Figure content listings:
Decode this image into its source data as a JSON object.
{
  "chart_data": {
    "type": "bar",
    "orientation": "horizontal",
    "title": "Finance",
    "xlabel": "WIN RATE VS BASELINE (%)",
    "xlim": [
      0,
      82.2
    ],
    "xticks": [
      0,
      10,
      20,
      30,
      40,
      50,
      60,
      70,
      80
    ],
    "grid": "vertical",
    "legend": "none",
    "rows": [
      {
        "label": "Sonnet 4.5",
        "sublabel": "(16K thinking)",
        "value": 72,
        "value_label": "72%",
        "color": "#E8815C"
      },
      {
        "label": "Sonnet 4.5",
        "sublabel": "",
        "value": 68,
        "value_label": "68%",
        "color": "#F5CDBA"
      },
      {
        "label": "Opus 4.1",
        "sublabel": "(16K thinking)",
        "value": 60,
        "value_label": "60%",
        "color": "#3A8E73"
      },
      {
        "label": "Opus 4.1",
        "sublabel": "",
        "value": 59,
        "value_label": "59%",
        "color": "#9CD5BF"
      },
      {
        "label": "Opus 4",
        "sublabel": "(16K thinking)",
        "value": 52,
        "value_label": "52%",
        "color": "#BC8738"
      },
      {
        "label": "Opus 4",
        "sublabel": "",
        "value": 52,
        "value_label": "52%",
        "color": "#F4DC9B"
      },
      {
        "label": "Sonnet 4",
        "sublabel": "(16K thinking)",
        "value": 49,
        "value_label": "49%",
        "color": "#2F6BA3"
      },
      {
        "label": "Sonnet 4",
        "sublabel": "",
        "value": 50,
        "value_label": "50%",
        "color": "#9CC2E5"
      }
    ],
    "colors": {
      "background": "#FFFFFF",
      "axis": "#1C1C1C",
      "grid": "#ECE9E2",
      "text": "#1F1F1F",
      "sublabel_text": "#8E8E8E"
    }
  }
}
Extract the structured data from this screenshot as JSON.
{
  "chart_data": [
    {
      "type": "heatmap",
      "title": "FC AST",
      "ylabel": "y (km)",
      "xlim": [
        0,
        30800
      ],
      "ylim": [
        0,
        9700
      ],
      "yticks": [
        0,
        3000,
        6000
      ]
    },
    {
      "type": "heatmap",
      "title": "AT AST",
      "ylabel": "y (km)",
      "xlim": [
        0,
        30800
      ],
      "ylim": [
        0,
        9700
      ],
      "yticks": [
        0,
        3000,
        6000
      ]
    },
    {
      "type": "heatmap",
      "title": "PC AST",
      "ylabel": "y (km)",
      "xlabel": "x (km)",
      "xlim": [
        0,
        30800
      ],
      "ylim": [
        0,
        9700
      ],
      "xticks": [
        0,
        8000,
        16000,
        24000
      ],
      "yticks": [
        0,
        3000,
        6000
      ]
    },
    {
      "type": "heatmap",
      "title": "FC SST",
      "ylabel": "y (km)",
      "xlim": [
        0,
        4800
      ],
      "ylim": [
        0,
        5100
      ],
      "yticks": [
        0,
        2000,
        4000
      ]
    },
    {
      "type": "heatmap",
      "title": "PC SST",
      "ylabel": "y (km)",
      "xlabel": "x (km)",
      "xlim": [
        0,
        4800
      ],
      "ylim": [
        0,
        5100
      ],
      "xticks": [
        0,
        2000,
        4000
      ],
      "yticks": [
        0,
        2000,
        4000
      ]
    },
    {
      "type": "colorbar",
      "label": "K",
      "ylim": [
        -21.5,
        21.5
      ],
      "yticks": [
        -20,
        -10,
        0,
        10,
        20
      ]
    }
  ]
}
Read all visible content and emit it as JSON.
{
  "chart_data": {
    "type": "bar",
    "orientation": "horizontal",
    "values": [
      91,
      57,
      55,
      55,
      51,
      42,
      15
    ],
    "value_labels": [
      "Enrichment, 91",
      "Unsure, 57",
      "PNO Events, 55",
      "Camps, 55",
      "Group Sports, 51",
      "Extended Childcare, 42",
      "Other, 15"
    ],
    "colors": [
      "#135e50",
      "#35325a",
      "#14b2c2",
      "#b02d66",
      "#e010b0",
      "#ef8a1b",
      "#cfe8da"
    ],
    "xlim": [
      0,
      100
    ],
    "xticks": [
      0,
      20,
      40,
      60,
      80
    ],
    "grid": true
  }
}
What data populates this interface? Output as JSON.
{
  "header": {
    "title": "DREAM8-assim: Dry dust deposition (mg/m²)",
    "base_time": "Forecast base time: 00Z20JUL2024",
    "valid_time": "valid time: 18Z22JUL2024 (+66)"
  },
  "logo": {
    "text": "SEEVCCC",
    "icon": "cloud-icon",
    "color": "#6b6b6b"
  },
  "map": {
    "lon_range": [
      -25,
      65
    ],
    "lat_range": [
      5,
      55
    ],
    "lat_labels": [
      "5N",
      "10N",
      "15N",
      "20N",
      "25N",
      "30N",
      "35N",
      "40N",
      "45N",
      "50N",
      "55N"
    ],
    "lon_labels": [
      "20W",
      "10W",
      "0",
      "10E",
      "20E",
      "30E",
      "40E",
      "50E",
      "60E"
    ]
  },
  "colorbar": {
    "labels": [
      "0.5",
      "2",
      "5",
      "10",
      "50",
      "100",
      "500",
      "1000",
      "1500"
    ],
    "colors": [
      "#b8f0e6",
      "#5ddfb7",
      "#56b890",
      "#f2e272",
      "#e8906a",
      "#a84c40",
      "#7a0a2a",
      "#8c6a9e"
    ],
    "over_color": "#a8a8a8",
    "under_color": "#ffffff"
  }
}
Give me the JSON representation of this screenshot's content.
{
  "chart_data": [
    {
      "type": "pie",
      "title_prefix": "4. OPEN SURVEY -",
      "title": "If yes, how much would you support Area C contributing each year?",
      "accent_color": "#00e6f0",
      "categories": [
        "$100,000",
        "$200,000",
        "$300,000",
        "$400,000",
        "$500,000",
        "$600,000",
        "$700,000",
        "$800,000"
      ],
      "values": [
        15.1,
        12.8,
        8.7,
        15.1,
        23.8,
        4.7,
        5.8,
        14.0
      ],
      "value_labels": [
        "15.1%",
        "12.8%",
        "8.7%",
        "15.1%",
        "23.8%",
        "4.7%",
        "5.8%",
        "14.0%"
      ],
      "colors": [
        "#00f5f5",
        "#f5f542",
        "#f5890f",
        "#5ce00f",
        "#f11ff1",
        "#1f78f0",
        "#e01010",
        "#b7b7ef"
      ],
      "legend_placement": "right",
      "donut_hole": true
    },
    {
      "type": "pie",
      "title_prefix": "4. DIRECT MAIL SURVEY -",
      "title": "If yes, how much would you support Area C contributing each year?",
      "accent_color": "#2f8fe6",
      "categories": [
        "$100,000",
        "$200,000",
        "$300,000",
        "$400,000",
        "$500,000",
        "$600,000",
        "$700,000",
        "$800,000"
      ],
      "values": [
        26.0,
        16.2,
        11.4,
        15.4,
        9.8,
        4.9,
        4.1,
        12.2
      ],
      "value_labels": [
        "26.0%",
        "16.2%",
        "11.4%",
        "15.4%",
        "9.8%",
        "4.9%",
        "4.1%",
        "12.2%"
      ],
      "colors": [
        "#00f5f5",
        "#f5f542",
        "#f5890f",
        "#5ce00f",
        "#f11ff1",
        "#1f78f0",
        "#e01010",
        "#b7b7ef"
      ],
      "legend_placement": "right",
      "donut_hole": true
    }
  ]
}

YOUR INSTRUCTIONS:
Using the exact wording, write out all of the records.

TASK SOLUTION:
Decode this image into its source data as a JSON object.
{
  "chart_data": {
    "type": "bar",
    "orientation": "horizontal",
    "title": "Finance",
    "xlabel": "WIN RATE VS BASELINE (%)",
    "xlim": [
      0,
      82.2
    ],
    "xticks": [
      0,
      10,
      20,
      30,
      40,
      50,
      60,
      70,
      80
    ],
    "grid": "vertical",
    "legend": "none",
    "rows": [
      {
        "label": "Sonnet 4.5",
        "sublabel": "(16K thinking)",
        "value": 72,
        "value_label": "72%",
        "color": "#E8815C"
      },
      {
        "label": "Sonnet 4.5",
        "sublabel": "",
        "value": 68,
        "value_label": "68%",
        "color": "#F5CDBA"
      },
      {
        "label": "Opus 4.1",
        "sublabel": "(16K thinking)",
        "value": 60,
        "value_label": "60%",
        "color": "#3A8E73"
      },
      {
        "label": "Opus 4.1",
        "sublabel": "",
        "value": 59,
        "value_label": "59%",
        "color": "#9CD5BF"
      },
      {
        "label": "Opus 4",
        "sublabel": "(16K thinking)",
        "value": 52,
        "value_label": "52%",
        "color": "#BC8738"
      },
      {
        "label": "Opus 4",
        "sublabel": "",
        "value": 52,
        "value_label": "52%",
        "color": "#F4DC9B"
      },
      {
        "label": "Sonnet 4",
        "sublabel": "(16K thinking)",
        "value": 49,
        "value_label": "49%",
        "color": "#2F6BA3"
      },
      {
        "label": "Sonnet 4",
        "sublabel": "",
        "value": 50,
        "value_label": "50%",
        "color": "#9CC2E5"
      }
    ],
    "colors": {
      "background": "#FFFFFF",
      "axis": "#1C1C1C",
      "grid": "#ECE9E2",
      "text": "#1F1F1F",
      "sublabel_text": "#8E8E8E"
    }
  }
}
Extract the structured data from this screenshot as JSON.
{
  "chart_data": [
    {
      "type": "heatmap",
      "title": "FC AST",
      "ylabel": "y (km)",
      "xlim": [
        0,
        30800
      ],
      "ylim": [
        0,
        9700
      ],
      "yticks": [
        0,
        3000,
        6000
      ]
    },
    {
      "type": "heatmap",
      "title": "AT AST",
      "ylabel": "y (km)",
      "xlim": [
        0,
        30800
      ],
      "ylim": [
        0,
        9700
      ],
      "yticks": [
        0,
        3000,
        6000
      ]
    },
    {
      "type": "heatmap",
      "title": "PC AST",
      "ylabel": "y (km)",
      "xlabel": "x (km)",
      "xlim": [
        0,
        30800
      ],
      "ylim": [
        0,
        9700
      ],
      "xticks": [
        0,
        8000,
        16000,
        24000
      ],
      "yticks": [
        0,
        3000,
        6000
      ]
    },
    {
      "type": "heatmap",
      "title": "FC SST",
      "ylabel": "y (km)",
      "xlim": [
        0,
        4800
      ],
      "ylim": [
        0,
        5100
      ],
      "yticks": [
        0,
        2000,
        4000
      ]
    },
    {
      "type": "heatmap",
      "title": "PC SST",
      "ylabel": "y (km)",
      "xlabel": "x (km)",
      "xlim": [
        0,
        4800
      ],
      "ylim": [
        0,
        5100
      ],
      "xticks": [
        0,
        2000,
        4000
      ],
      "yticks": [
        0,
        2000,
        4000
      ]
    },
    {
      "type": "colorbar",
      "label": "K",
      "ylim": [
        -21.5,
        21.5
      ],
      "yticks": [
        -20,
        -10,
        0,
        10,
        20
      ]
    }
  ]
}
Read all visible content and emit it as JSON.
{
  "chart_data": {
    "type": "bar",
    "orientation": "horizontal",
    "values": [
      91,
      57,
      55,
      55,
      51,
      42,
      15
    ],
    "value_labels": [
      "Enrichment, 91",
      "Unsure, 57",
      "PNO Events, 55",
      "Camps, 55",
      "Group Sports, 51",
      "Extended Childcare, 42",
      "Other, 15"
    ],
    "colors": [
      "#135e50",
      "#35325a",
      "#14b2c2",
      "#b02d66",
      "#e010b0",
      "#ef8a1b",
      "#cfe8da"
    ],
    "xlim": [
      0,
      100
    ],
    "xticks": [
      0,
      20,
      40,
      60,
      80
    ],
    "grid": true
  }
}
What data populates this interface? Output as JSON.
{
  "header": {
    "title": "DREAM8-assim: Dry dust deposition (mg/m²)",
    "base_time": "Forecast base time: 00Z20JUL2024",
    "valid_time": "valid time: 18Z22JUL2024 (+66)"
  },
  "logo": {
    "text": "SEEVCCC",
    "icon": "cloud-icon",
    "color": "#6b6b6b"
  },
  "map": {
    "lon_range": [
      -25,
      65
    ],
    "lat_range": [
      5,
      55
    ],
    "lat_labels": [
      "5N",
      "10N",
      "15N",
      "20N",
      "25N",
      "30N",
      "35N",
      "40N",
      "45N",
      "50N",
      "55N"
    ],
    "lon_labels": [
      "20W",
      "10W",
      "0",
      "10E",
      "20E",
      "30E",
      "40E",
      "50E",
      "60E"
    ]
  },
  "colorbar": {
    "labels": [
      "0.5",
      "2",
      "5",
      "10",
      "50",
      "100",
      "500",
      "1000",
      "1500"
    ],
    "colors": [
      "#b8f0e6",
      "#5ddfb7",
      "#56b890",
      "#f2e272",
      "#e8906a",
      "#a84c40",
      "#7a0a2a",
      "#8c6a9e"
    ],
    "over_color": "#a8a8a8",
    "under_color": "#ffffff"
  }
}
Give me the JSON representation of this screenshot's content.
{
  "chart_data": [
    {
      "type": "pie",
      "title_prefix": "4. OPEN SURVEY -",
      "title": "If yes, how much would you support Area C contributing each year?",
      "accent_color": "#00e6f0",
      "categories": [
        "$100,000",
        "$200,000",
        "$300,000",
        "$400,000",
        "$500,000",
        "$600,000",
        "$700,000",
        "$800,000"
      ],
      "values": [
        15.1,
        12.8,
        8.7,
        15.1,
        23.8,
        4.7,
        5.8,
        14.0
      ],
      "value_labels": [
        "15.1%",
        "12.8%",
        "8.7%",
        "15.1%",
        "23.8%",
        "4.7%",
        "5.8%",
        "14.0%"
      ],
      "colors": [
        "#00f5f5",
        "#f5f542",
        "#f5890f",
        "#5ce00f",
        "#f11ff1",
        "#1f78f0",
        "#e01010",
        "#b7b7ef"
      ],
      "legend_placement": "right",
      "donut_hole": true
    },
    {
      "type": "pie",
      "title_prefix": "4. DIRECT MAIL SURVEY -",
      "title": "If yes, how much would you support Area C contributing each year?",
      "accent_color": "#2f8fe6",
      "categories": [
        "$100,000",
        "$200,000",
        "$300,000",
        "$400,000",
        "$500,000",
        "$600,000",
        "$700,000",
        "$800,000"
      ],
      "values": [
        26.0,
        16.2,
        11.4,
        15.4,
        9.8,
        4.9,
        4.1,
        12.2
      ],
      "value_labels": [
        "26.0%",
        "16.2%",
        "11.4%",
        "15.4%",
        "9.8%",
        "4.9%",
        "4.1%",
        "12.2%"
      ],
      "colors": [
        "#00f5f5",
        "#f5f542",
        "#f5890f",
        "#5ce00f",
        "#f11ff1",
        "#1f78f0",
        "#e01010",
        "#b7b7ef"
      ],
      "legend_placement": "right",
      "donut_hole": true
    }
  ]
}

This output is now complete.